Copy every line from the records below that carries the word "complex".

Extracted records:
--

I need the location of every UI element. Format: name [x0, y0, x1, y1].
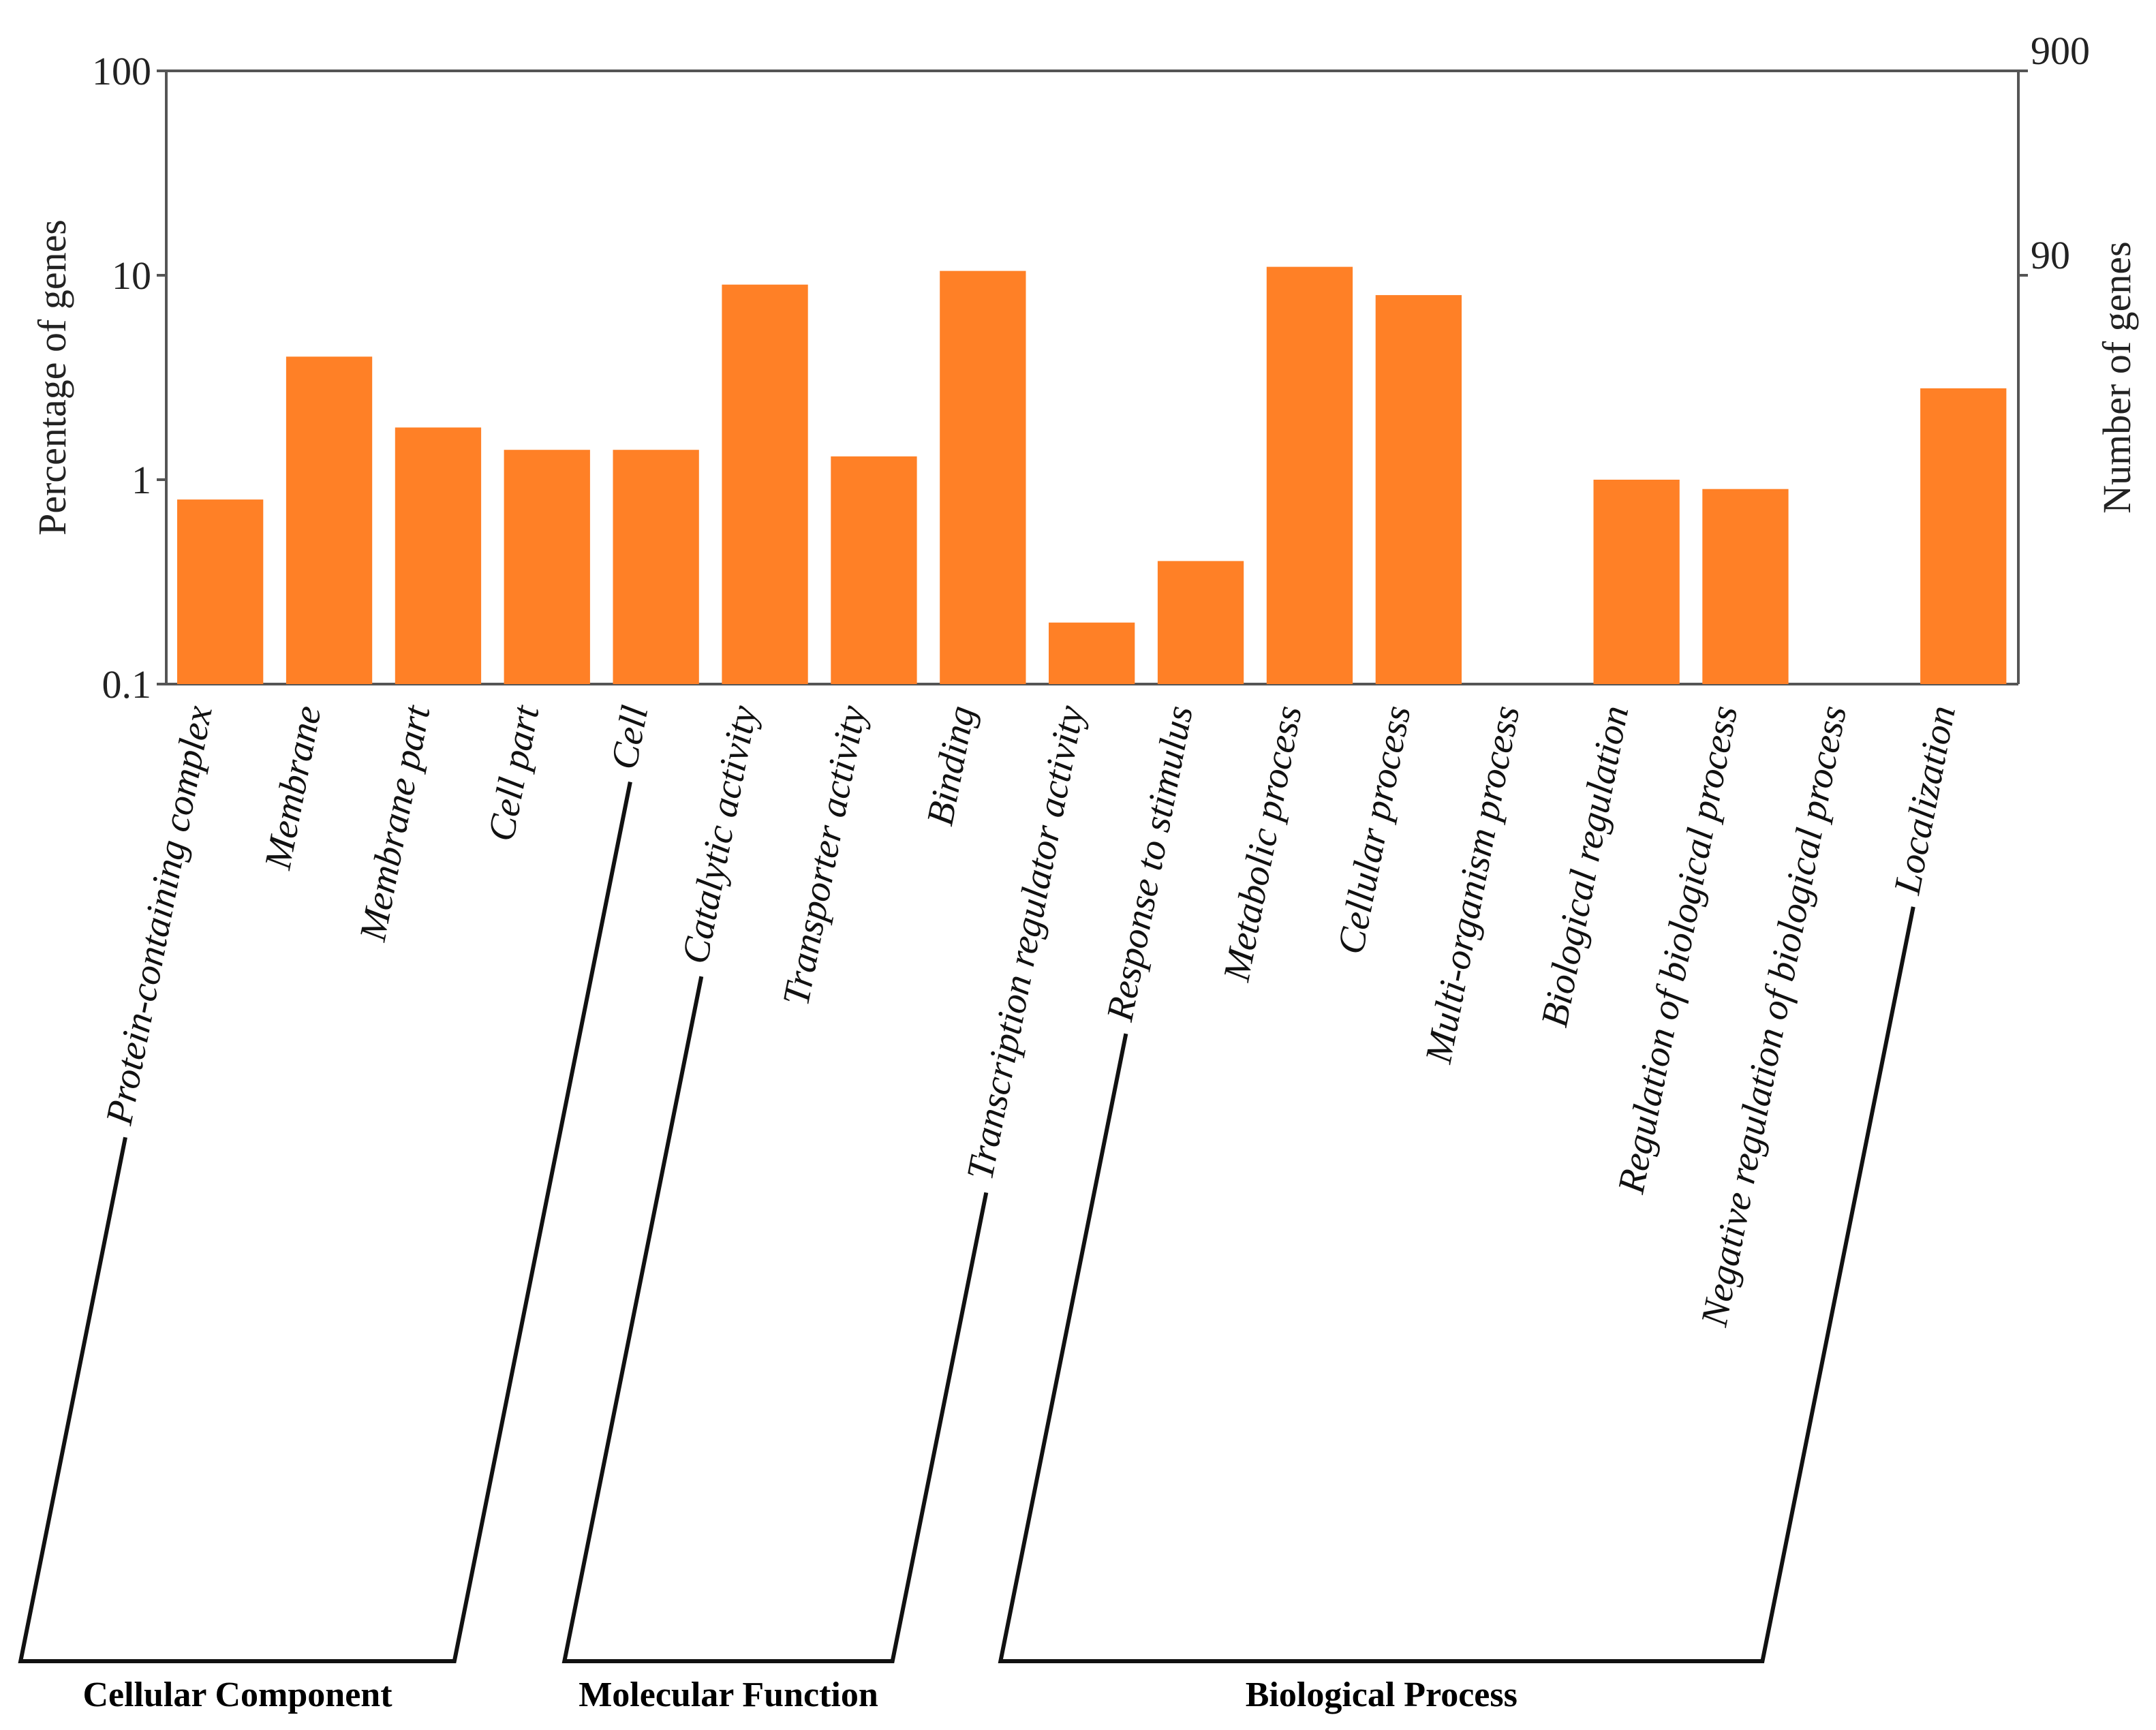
category-label: Transcription regulator activity	[959, 702, 1092, 1184]
group-bracket	[561, 976, 989, 1663]
bar	[1049, 622, 1135, 684]
category-label: Regulation of biological process	[1610, 702, 1746, 1198]
category-labels: Protein-containing complex Membrane Membra…	[98, 701, 1964, 1330]
bar	[831, 456, 917, 684]
y2-tick-label: 90	[2031, 233, 2070, 277]
bar	[286, 356, 373, 684]
bar	[177, 499, 264, 684]
y-tick-label: 10	[112, 253, 151, 298]
y-tick-label: 100	[92, 49, 151, 93]
bar	[613, 450, 699, 684]
category-label: Cell part	[480, 701, 547, 844]
bar	[504, 450, 590, 684]
left-y-ticks: 100 10 1 0.1	[92, 49, 166, 707]
category-label: Binding	[919, 702, 983, 829]
group-bracket	[998, 906, 1915, 1663]
category-label: Membrane part	[352, 701, 439, 945]
category-label: Response to stimulus	[1098, 702, 1201, 1025]
category-label: Cellular process	[1329, 702, 1419, 958]
y-tick-label: 0.1	[102, 662, 152, 707]
bar	[1157, 561, 1244, 684]
bars	[177, 266, 2007, 685]
y-axis-title: Percentage of genes	[30, 219, 74, 536]
category-label: Metabolic process	[1215, 702, 1310, 985]
group-brackets: Cellular Component Molecular Function Biol…	[18, 782, 1915, 1714]
category-label: Cell	[603, 702, 657, 773]
bar	[940, 271, 1026, 685]
bar	[1702, 489, 1789, 684]
y2-axis-title: Number of genes	[2095, 241, 2139, 513]
bar	[722, 284, 808, 684]
category-label: Transporter activity	[775, 702, 874, 1009]
category-label: Membrane	[256, 702, 329, 874]
bar	[395, 427, 482, 684]
bar	[1920, 388, 2007, 684]
category-label: Localization	[1886, 702, 1964, 899]
category-label: Biological regulation	[1533, 702, 1637, 1031]
bar	[1375, 295, 1462, 685]
y2-tick-label: 900	[2031, 29, 2090, 73]
right-y-ticks: 900 90	[2018, 29, 2090, 277]
bar	[1593, 480, 1680, 684]
y-tick-label: 1	[132, 458, 151, 502]
category-label: Catalytic activity	[674, 702, 765, 968]
category-label: Multi-organism process	[1417, 702, 1528, 1068]
category-label: Protein-containing complex	[98, 702, 221, 1129]
group-label: Molecular Function	[579, 1675, 878, 1714]
group-label: Cellular Component	[82, 1675, 392, 1714]
bar	[1266, 266, 1353, 685]
group-bracket	[18, 782, 632, 1663]
group-label: Biological Process	[1246, 1675, 1518, 1714]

--

• SOLVED EXERCISE:
category-labels: Protein-containing complex Membrane Membra…	[98, 701, 1964, 1330]
category-label: Protein-containing complex	[98, 702, 221, 1129]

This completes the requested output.